RECORDED DATA:
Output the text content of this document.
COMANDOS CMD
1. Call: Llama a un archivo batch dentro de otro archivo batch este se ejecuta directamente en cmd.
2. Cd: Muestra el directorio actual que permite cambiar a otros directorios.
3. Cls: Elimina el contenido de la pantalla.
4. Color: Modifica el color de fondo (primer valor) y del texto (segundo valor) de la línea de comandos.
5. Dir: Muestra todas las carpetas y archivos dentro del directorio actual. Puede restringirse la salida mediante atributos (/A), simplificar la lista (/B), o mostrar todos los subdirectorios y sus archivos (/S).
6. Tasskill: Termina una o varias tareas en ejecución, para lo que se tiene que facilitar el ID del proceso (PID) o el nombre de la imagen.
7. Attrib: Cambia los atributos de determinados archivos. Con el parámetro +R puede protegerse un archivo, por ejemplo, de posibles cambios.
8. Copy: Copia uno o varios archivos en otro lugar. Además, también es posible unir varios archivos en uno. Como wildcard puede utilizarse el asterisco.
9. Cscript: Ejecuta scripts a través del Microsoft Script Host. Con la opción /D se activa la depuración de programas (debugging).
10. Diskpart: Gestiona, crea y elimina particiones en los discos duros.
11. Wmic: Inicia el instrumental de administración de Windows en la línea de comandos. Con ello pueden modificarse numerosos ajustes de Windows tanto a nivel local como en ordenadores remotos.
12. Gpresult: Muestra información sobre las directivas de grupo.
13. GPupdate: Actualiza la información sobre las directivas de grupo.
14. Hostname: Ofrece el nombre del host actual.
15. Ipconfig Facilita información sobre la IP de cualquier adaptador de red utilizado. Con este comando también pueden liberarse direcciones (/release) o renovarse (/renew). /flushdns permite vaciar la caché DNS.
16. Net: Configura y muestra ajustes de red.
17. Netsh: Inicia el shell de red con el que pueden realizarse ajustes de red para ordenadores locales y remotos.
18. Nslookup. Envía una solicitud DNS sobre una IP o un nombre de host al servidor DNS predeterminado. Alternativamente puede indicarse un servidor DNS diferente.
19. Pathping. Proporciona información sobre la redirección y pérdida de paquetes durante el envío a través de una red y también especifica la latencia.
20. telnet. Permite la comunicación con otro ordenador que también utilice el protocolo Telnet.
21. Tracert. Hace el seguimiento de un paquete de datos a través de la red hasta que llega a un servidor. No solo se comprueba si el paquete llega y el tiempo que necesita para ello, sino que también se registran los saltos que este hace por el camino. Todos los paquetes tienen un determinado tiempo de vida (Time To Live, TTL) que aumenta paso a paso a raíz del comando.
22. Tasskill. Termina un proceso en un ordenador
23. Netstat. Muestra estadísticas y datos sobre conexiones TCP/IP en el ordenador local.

WHAT IS EXPECTED: Make a copy of each line that contains the string "datos".

EXERCISE ANSWER:
21. Tracert. Hace el seguimiento de un paquete de datos a través de la red hasta que llega a un servidor. No solo se comprueba si el paquete llega y el tiempo que necesita para ello, sino que también se registran los saltos que este hace por el camino. Todos los paquetes tienen un determinado tiempo de vida (Time To Live, TTL) que aumenta paso a paso a raíz del comando.
23. Netstat. Muestra estadísticas y datos sobre conexiones TCP/IP en el ordenador local.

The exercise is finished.